Pour couronner le tout, Eduarda Melo campe une Maria Luisa « de luxe ». Aisance dans les vocalises (jusqu’aux rappels où elle semble être à même de pouvoir rempiler jusqu’au bout de la nuit), tenue de chant impeccable, timbre très agréable et technique très sûre, la jeune femme déborde d’un potentiel énorme. Parfaite en Musette la veille dans la Bohème déjà évoquée, elle aussi change de répertoire avec une facilité déconcertante. Elle est pour couronner le tout dotée d’une plastique parfaite, ce qui ne gâte rien.
La mise en scène est agrémentée par des décors simples mais percutants dans leur kitsch assumé et juste. Quant aux costumes du tandem Jean-Michel Angays / Stéphane Laverne, ils font mouche. Chamarrés, bigarrés, ils osent une liberté d’association de formes et de motifs réjouissante.

▬▬▬▬▬▬

◆ **TÂCHES À RÉALISER**:
• a. Répondez à ces questions sur l'extrait de critique lyrique :
(i) Dans quel rôle Eduarda Melo a-t-elle été parfaite la veille ?
(ii) Quel tandem signe les costumes ?
(iii) Comment les décors sont-ils qualifiés ?
• b. Poursuivez l'extrait de critique lyrique à partir de sa dernière phrase.

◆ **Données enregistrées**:

▬▬▬▬▬▬

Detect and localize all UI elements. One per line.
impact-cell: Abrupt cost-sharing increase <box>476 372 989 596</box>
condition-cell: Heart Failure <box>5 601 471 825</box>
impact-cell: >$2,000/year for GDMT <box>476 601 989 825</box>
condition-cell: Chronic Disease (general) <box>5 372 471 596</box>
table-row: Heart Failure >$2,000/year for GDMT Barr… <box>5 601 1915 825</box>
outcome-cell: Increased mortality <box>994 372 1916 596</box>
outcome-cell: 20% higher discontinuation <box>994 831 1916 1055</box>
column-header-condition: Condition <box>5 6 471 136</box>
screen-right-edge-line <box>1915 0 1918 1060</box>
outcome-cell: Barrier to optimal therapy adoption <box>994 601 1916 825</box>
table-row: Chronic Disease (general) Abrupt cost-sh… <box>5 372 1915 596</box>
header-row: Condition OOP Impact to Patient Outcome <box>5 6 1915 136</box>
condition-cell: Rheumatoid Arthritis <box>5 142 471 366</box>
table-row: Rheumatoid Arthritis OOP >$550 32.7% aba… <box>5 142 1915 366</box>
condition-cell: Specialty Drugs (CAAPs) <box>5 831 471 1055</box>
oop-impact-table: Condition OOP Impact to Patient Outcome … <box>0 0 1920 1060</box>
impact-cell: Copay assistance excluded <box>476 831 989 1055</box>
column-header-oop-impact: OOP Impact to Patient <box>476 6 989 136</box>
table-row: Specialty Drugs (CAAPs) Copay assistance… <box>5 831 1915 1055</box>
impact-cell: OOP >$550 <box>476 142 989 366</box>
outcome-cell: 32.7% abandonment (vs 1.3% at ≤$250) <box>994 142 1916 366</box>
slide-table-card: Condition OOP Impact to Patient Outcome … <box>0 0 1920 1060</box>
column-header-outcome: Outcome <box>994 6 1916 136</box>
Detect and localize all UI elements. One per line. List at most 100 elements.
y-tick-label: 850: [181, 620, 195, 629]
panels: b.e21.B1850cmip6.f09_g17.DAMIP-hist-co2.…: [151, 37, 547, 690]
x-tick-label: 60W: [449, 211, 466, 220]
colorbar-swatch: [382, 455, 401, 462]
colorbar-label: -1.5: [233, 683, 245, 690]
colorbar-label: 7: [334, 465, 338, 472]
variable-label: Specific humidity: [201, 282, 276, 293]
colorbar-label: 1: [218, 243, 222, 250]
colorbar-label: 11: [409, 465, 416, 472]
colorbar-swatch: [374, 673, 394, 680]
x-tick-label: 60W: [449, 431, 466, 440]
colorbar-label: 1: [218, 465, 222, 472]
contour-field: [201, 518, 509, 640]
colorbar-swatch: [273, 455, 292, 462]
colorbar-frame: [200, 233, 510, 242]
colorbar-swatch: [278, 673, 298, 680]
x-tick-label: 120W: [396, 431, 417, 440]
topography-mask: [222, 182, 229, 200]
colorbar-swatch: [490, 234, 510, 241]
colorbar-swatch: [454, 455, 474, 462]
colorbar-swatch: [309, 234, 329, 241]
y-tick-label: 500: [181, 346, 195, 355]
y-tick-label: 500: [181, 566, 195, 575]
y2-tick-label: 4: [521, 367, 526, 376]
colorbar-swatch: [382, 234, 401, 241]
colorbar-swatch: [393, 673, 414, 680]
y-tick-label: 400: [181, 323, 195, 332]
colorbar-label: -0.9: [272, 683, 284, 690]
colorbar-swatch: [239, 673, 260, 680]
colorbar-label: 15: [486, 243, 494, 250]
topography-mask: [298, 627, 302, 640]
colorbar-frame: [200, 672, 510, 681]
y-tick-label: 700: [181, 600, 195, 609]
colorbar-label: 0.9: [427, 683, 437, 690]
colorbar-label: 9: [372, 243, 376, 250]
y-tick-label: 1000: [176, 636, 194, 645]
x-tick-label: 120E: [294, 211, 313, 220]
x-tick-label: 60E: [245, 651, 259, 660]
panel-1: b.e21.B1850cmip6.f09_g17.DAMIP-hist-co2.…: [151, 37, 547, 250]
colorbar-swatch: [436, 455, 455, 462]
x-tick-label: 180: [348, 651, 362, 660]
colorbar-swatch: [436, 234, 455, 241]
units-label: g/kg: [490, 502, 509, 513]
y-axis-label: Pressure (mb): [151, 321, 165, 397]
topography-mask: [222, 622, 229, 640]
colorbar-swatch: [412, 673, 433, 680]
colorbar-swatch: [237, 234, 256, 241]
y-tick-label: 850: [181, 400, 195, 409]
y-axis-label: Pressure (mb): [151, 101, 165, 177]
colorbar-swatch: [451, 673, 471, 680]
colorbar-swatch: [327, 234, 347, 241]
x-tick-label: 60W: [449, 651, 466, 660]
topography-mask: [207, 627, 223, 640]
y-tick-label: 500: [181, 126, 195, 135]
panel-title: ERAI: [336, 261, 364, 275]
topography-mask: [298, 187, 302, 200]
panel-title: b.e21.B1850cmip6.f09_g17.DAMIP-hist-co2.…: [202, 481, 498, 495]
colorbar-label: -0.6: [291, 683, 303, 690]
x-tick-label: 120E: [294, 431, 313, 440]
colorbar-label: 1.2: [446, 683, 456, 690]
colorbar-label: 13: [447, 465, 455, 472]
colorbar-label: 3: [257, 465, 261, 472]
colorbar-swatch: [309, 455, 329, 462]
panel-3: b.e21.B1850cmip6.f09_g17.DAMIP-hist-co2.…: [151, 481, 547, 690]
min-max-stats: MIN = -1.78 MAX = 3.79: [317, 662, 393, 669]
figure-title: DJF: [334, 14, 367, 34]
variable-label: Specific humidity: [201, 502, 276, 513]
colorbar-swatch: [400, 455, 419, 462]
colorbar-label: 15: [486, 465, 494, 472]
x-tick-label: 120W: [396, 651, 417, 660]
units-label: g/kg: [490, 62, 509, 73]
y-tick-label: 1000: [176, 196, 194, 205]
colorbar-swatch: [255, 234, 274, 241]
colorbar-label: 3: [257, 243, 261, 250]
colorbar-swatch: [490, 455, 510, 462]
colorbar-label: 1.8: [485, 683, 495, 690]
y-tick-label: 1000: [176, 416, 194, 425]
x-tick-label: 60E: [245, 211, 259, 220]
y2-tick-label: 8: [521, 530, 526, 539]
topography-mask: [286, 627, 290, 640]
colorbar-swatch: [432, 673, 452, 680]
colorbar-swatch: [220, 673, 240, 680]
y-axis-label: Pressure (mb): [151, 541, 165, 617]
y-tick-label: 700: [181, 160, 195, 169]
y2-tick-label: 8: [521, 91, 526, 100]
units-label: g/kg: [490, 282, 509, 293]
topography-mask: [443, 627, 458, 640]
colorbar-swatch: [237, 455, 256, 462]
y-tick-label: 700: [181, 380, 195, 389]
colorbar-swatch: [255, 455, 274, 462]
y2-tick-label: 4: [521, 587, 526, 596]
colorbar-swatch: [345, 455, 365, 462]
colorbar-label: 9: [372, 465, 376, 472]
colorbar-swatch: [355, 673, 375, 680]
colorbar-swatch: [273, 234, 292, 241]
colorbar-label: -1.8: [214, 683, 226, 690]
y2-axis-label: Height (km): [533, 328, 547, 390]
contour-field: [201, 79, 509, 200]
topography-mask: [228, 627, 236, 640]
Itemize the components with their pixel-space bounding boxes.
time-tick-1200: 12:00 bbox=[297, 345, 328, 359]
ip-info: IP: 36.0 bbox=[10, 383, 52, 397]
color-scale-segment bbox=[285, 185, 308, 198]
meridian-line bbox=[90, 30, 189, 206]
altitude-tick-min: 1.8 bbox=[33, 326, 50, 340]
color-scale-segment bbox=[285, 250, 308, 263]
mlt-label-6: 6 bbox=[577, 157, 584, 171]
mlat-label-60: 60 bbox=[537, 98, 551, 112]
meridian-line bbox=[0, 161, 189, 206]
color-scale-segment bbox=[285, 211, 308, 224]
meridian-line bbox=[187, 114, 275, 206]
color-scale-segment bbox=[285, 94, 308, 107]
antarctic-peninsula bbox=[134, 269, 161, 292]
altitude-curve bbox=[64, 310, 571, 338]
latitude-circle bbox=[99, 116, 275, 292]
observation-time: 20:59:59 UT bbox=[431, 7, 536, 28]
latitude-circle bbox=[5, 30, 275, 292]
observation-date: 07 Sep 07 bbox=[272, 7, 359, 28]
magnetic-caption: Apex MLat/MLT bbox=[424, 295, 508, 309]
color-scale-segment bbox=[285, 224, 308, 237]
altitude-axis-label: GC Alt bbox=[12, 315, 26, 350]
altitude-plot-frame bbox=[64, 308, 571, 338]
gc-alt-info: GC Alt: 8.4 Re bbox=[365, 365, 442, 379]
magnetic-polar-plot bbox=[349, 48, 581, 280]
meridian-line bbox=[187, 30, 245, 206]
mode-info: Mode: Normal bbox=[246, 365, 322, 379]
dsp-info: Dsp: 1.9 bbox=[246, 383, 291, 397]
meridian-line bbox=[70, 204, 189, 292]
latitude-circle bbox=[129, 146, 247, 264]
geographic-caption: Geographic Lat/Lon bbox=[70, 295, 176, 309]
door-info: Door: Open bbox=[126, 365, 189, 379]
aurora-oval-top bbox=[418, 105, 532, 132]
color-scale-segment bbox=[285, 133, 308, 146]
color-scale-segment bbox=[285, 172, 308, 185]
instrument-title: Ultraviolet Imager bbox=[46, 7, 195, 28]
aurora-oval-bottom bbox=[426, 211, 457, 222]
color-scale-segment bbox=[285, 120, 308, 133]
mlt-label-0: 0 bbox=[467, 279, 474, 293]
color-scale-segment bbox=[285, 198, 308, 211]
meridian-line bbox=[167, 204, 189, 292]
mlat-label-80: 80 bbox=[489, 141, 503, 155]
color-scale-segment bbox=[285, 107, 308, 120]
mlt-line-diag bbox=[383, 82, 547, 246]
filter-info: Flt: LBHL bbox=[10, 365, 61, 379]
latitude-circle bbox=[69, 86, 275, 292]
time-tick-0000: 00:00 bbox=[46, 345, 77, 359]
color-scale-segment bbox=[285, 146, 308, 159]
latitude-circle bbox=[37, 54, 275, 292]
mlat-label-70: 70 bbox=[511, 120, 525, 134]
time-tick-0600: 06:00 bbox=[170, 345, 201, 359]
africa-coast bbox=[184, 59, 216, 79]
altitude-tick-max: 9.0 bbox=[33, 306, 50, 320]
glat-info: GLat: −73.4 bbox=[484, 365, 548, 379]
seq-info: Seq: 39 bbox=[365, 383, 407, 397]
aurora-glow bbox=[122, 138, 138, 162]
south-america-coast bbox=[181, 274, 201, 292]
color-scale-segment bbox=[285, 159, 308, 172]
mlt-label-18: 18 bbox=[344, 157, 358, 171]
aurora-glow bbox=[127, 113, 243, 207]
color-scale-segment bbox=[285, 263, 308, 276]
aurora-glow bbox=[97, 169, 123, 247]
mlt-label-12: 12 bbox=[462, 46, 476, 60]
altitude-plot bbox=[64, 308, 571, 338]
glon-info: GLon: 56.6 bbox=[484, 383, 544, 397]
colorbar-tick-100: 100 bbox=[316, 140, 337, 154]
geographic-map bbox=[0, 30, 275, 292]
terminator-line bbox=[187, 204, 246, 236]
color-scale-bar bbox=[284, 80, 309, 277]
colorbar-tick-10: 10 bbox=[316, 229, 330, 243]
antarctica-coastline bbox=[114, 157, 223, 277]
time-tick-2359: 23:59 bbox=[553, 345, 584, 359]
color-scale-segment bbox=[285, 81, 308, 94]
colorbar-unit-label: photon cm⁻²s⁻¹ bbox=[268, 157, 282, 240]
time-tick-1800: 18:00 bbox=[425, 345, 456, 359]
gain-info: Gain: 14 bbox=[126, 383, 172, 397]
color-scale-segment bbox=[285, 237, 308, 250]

▬▬▬▬▬▬

◆ **RÉPONSES NUMÉROTÉES**:
• a.
(i) En Musette, dans la Bohème.
(ii) Jean-Michel Angays / Stéphane Laverne.
(iii) Simples mais percutants dans leur kitsch assumé et juste.

• b.
Si la partition a subi une réduction pour correspondre à la formation d’une dizaine d’instruments propice à intégrer les divers lieux de la future tournée, l’orchestre mené avec panache et conviction par Jérôme Pillement emplit l’espace intégralement et l’harmonie sonore est idéale. Les sonorités très années cinquante qui résultent de la direction d’orchestre exercent une séduction doublée de nostalgie. Le tout équilibre superbement l’ensemble du spectacle qui est en somme une véritable réussite. On en sort des étoiles plein les yeux de velours que l’on darde vers cette Belle de Cadix qui invite à l’amour. C’est magnifique, chi-ca, chi-ca, chic, Ay ! Ay ! Ay!
1 Voir le détail sur le site http://www.opera-eclate.com/
2 La Belle de Cadix, de Raymond Bernard, France, 1953, avec Luis Mariano, Carmen Sevilla, Jean Tissier, Claude Nicot, Claire Maurier.
3 Voir l’article de Christophe Rizoud qui rend hommage à ce grand chanteur très injustement méprisé par les puristes.